**Task requirements**
Wherever the word "content" shows up in a line, please copy that line.
◆ ◆ ◆
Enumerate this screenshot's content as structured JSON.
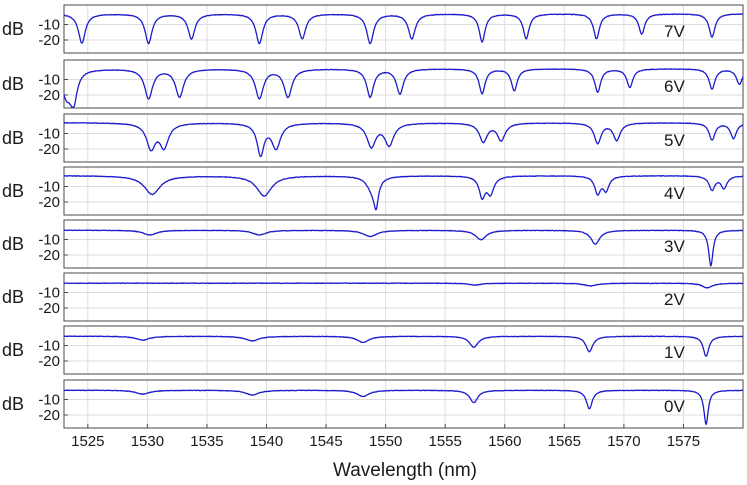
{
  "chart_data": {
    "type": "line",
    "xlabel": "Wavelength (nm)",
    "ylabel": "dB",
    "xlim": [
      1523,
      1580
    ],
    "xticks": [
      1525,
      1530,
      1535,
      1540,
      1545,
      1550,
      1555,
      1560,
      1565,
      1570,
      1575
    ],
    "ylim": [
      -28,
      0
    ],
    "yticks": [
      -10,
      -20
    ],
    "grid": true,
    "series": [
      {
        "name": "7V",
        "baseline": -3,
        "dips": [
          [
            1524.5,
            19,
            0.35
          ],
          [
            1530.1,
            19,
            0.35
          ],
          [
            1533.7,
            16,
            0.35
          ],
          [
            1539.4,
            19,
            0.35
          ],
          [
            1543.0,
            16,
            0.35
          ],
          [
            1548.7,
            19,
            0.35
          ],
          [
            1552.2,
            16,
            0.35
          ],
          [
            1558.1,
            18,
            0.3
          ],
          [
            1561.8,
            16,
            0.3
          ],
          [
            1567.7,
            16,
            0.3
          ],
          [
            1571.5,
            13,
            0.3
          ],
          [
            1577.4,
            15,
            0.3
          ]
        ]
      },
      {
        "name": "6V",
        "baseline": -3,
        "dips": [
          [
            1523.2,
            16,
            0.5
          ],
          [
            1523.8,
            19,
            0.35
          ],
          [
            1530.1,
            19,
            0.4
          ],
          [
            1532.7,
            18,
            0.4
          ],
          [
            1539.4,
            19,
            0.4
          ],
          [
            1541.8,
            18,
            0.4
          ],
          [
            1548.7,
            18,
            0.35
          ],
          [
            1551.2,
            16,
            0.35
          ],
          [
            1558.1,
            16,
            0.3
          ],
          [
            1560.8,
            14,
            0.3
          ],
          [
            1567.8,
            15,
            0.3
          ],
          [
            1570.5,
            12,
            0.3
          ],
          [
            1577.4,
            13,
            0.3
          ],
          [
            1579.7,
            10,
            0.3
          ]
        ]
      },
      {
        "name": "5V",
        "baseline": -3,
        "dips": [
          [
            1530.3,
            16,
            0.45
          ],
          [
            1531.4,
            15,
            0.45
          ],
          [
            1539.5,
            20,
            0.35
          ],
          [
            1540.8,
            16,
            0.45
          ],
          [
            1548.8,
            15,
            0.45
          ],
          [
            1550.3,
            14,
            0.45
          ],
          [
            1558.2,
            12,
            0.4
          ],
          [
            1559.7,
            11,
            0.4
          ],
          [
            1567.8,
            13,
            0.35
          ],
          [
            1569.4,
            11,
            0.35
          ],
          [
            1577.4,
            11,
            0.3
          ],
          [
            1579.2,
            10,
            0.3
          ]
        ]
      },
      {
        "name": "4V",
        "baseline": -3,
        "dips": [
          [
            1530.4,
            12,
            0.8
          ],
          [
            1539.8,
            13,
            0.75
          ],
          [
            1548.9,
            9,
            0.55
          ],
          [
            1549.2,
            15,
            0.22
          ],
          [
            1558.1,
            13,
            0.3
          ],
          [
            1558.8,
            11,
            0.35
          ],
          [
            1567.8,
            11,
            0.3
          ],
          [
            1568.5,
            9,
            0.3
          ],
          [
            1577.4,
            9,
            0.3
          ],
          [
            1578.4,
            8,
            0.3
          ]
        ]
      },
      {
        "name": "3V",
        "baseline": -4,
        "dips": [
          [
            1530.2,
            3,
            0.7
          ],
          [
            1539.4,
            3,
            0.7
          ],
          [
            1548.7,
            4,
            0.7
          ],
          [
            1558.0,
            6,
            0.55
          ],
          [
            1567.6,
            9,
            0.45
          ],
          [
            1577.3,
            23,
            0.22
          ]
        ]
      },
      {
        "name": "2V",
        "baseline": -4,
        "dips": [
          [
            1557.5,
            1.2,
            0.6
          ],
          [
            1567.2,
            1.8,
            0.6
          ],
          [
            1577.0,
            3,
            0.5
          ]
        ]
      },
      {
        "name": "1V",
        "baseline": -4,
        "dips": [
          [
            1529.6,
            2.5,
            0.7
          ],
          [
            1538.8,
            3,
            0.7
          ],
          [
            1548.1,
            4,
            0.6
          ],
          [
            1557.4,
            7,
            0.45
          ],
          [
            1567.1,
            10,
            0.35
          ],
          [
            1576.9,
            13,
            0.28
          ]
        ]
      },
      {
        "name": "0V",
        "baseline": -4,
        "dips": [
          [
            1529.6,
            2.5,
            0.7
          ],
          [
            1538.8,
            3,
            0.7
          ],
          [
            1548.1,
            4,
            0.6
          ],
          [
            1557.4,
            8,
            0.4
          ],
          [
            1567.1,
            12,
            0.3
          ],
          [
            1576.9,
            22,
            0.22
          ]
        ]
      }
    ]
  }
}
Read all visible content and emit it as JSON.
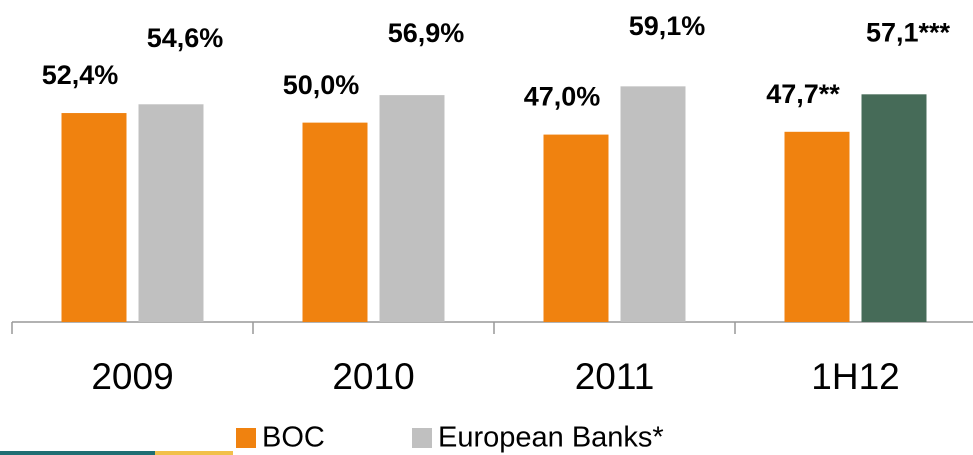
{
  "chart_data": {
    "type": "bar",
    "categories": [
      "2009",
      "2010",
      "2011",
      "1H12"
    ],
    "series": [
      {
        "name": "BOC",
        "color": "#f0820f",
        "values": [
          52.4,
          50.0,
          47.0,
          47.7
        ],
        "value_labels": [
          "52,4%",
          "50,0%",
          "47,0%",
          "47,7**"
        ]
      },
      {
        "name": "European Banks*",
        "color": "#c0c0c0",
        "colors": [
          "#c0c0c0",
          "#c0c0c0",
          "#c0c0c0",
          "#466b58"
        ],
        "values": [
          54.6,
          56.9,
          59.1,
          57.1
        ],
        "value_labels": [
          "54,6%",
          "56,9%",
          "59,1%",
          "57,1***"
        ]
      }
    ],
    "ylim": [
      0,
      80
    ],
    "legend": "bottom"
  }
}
◆ ◆ ◆
**Answer to the task**
Enumerate this screenshot's content as structured JSON.
Read all visible content and emit it as JSON.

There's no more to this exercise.